▶ Short exercise
Lines that contain the string "JSON" are to be copied; leave out all others.

▶ Source records
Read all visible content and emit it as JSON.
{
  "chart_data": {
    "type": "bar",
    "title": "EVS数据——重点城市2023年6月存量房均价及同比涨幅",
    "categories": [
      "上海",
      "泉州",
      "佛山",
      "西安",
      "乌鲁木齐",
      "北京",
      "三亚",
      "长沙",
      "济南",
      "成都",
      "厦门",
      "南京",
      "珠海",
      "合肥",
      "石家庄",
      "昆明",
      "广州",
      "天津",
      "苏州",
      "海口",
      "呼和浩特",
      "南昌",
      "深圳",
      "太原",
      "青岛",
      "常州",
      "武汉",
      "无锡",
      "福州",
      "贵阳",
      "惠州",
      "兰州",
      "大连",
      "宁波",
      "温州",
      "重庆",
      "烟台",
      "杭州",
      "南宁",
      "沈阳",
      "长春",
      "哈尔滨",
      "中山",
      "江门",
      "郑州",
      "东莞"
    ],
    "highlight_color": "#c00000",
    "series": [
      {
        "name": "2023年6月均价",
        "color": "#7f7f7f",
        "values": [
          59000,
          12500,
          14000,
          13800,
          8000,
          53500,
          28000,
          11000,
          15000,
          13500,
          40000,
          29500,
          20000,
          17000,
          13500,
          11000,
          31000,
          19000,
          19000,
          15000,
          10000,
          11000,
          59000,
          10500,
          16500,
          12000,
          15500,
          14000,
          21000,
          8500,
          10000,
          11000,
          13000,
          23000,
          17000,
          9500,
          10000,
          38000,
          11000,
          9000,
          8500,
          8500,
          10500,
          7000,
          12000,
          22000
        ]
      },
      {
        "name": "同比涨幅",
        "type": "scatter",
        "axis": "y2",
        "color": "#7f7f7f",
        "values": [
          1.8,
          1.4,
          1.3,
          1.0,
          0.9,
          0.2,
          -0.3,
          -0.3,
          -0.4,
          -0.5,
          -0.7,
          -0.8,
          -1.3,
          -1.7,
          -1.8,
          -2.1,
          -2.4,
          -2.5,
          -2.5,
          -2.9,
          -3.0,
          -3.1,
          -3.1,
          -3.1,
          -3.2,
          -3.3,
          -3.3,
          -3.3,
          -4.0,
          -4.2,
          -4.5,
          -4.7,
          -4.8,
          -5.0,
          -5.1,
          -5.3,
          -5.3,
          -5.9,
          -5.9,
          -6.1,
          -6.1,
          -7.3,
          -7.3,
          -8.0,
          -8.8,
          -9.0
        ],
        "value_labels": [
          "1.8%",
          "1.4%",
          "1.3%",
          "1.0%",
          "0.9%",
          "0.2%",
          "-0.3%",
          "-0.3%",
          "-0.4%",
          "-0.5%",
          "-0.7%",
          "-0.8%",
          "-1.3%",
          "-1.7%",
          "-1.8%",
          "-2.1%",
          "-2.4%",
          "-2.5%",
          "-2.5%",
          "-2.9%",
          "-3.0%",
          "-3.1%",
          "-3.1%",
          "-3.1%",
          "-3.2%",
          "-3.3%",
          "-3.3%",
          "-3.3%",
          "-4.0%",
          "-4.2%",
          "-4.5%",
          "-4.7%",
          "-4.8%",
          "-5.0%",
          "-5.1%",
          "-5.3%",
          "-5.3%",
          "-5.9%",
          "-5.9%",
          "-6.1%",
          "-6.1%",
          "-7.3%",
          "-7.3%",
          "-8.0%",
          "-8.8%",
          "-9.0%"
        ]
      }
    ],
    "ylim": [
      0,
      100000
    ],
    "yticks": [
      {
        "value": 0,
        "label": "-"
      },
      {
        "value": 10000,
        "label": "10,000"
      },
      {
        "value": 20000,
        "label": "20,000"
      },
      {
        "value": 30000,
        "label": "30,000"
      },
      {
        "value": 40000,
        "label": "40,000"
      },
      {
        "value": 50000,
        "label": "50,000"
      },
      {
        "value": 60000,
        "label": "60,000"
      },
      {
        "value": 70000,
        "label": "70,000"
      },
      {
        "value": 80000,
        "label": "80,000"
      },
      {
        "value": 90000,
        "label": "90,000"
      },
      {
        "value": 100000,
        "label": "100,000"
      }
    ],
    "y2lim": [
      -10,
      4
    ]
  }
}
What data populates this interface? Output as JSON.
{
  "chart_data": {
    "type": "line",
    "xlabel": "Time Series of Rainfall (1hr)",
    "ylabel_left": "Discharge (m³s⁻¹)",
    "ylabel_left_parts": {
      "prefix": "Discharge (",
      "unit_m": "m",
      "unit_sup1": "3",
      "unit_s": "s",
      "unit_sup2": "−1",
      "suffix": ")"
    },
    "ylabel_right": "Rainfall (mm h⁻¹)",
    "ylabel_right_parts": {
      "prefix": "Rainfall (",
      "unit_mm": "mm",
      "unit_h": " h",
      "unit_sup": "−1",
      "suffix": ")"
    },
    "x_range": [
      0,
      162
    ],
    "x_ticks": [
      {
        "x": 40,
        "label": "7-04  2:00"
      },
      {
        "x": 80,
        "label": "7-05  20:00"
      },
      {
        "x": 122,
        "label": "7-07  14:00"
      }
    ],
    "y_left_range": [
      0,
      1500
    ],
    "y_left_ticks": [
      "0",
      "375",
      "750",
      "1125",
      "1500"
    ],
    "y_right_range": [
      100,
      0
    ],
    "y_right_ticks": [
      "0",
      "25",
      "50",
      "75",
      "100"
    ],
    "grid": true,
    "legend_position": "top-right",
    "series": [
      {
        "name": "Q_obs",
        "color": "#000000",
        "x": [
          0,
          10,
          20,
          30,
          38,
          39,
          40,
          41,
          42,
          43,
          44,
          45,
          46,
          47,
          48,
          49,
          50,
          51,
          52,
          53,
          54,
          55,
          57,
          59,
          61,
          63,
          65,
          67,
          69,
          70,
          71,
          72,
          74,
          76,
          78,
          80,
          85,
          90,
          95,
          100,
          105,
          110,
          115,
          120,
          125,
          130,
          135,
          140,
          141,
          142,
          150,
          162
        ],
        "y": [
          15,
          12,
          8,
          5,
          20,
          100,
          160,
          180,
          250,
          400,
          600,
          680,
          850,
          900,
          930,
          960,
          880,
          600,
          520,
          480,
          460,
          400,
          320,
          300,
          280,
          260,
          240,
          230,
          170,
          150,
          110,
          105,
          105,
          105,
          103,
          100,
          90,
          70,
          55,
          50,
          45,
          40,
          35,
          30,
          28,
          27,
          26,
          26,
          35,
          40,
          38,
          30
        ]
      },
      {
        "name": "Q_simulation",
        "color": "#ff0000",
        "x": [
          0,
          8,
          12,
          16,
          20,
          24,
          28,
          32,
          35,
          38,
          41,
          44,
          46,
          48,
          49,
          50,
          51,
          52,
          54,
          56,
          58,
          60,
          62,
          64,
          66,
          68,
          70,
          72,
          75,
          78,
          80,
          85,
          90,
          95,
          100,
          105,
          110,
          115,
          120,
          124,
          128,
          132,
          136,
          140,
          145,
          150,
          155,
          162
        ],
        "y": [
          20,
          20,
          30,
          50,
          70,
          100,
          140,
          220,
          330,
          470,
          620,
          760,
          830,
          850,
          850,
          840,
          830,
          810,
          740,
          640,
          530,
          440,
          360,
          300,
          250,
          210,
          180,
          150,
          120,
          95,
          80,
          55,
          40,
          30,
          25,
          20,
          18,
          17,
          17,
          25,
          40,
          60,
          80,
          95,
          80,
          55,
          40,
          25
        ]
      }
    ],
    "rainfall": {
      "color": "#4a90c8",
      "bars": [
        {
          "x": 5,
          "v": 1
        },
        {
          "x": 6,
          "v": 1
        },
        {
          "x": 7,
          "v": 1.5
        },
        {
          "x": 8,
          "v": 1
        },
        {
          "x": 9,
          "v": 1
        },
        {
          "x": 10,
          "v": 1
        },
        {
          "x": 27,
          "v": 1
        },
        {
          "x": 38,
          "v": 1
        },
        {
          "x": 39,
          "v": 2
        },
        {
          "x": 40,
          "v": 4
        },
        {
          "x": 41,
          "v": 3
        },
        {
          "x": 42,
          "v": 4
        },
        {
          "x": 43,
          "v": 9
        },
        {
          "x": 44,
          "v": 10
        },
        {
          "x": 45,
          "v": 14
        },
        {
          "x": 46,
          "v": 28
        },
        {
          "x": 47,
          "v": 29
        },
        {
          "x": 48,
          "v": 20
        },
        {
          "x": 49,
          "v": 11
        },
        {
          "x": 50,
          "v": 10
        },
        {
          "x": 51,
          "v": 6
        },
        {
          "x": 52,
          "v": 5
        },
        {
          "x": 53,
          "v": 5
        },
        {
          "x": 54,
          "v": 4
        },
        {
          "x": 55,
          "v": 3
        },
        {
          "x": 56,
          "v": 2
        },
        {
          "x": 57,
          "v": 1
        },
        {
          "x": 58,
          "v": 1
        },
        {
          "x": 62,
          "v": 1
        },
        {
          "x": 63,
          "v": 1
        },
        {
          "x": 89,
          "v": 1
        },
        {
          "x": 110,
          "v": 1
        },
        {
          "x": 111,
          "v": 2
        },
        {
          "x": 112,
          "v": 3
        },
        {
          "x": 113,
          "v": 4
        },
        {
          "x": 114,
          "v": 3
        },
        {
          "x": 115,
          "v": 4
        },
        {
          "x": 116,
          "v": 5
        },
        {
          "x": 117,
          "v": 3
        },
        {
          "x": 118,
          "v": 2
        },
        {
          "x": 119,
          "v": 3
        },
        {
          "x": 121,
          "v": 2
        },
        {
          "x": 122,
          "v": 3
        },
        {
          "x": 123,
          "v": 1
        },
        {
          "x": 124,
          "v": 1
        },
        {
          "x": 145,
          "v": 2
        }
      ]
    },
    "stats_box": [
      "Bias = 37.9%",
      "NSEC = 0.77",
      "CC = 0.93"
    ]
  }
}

▶ Full response
Read all visible content and emit it as JSON.
What data populates this interface? Output as JSON.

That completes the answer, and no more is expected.